### SHORT TASK:
Go through the material below and copy each line where the word "JSON" appears.
▬▬▬▬▬▬▬▬▬▬
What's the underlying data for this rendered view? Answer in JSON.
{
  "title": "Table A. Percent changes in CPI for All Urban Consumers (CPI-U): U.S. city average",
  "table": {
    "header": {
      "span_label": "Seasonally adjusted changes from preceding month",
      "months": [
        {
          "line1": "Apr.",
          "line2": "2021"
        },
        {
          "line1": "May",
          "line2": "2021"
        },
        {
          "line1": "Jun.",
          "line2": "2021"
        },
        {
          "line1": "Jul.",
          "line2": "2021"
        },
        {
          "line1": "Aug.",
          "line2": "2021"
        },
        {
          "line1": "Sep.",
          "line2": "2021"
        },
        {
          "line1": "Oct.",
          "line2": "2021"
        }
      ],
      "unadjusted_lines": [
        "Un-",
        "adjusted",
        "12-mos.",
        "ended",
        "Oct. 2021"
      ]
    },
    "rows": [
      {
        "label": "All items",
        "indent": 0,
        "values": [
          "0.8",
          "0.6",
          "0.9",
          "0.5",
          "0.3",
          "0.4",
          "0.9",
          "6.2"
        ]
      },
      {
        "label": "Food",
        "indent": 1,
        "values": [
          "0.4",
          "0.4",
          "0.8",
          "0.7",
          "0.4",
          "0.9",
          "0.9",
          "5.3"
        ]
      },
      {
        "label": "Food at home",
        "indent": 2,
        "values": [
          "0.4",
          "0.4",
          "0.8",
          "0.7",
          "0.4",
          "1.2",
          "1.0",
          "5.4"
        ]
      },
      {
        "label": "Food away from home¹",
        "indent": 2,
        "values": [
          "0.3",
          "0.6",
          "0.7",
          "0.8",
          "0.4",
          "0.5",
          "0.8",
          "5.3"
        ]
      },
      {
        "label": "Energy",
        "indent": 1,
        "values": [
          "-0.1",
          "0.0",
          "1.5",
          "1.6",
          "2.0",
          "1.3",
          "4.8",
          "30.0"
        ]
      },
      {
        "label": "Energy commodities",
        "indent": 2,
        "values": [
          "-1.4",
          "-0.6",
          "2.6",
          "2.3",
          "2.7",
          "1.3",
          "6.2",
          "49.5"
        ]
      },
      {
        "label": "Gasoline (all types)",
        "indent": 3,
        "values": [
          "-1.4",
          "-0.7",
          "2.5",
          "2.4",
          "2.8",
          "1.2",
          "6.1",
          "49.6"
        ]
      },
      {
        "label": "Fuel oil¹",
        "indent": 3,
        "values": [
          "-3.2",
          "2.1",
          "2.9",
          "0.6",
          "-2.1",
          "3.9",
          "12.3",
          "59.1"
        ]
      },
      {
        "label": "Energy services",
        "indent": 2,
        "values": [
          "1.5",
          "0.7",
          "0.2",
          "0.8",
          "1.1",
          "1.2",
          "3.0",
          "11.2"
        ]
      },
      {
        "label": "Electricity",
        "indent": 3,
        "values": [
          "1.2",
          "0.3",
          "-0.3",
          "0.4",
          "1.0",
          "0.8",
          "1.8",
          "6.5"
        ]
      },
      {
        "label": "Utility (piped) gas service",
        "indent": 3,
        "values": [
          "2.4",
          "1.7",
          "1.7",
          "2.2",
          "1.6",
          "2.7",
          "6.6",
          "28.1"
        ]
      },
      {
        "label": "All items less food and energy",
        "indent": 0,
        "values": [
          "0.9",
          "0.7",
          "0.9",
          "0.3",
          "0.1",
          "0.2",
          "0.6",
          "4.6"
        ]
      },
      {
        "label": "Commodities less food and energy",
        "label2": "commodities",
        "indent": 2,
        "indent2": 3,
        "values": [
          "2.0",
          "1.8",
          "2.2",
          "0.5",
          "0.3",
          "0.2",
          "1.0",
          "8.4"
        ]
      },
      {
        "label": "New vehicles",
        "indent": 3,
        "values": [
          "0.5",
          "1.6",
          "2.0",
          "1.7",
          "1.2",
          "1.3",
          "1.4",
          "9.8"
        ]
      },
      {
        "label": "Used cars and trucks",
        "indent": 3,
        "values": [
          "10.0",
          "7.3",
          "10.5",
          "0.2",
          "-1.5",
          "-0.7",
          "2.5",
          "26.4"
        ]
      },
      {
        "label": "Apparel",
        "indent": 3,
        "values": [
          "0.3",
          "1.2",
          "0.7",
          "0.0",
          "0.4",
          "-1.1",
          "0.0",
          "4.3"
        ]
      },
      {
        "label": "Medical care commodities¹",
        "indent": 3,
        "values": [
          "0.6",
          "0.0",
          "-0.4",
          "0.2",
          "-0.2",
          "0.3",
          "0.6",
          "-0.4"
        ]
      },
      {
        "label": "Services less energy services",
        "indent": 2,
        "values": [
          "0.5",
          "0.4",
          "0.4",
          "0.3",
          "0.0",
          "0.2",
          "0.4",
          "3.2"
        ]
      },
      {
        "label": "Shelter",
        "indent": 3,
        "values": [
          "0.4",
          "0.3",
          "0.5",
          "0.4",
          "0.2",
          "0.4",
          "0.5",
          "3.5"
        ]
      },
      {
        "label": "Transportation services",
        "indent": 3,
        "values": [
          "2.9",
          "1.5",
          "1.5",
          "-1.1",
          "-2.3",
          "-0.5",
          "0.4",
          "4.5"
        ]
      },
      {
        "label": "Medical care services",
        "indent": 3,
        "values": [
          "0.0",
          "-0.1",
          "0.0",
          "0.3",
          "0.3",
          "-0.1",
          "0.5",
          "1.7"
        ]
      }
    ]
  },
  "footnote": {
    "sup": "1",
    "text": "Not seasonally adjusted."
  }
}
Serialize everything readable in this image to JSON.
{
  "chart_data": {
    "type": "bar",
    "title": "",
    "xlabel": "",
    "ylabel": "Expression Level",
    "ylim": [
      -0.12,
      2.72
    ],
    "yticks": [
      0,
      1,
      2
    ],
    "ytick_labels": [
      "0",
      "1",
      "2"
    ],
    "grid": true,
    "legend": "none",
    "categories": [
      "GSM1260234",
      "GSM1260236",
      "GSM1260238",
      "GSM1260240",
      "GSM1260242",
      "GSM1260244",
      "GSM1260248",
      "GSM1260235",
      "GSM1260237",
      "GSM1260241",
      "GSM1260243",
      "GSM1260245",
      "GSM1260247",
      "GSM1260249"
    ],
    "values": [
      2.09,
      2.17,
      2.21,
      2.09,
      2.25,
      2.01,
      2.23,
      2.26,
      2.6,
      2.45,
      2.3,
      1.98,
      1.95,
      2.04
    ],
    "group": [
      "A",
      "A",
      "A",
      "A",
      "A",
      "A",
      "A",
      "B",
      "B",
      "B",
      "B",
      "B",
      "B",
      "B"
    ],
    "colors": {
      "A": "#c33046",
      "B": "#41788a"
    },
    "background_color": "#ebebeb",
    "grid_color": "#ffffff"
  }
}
▬▬▬▬▬▬▬▬▬▬
### ANSWER TO THE PROBLEM:
What's the underlying data for this rendered view? Answer in JSON.
Serialize everything readable in this image to JSON.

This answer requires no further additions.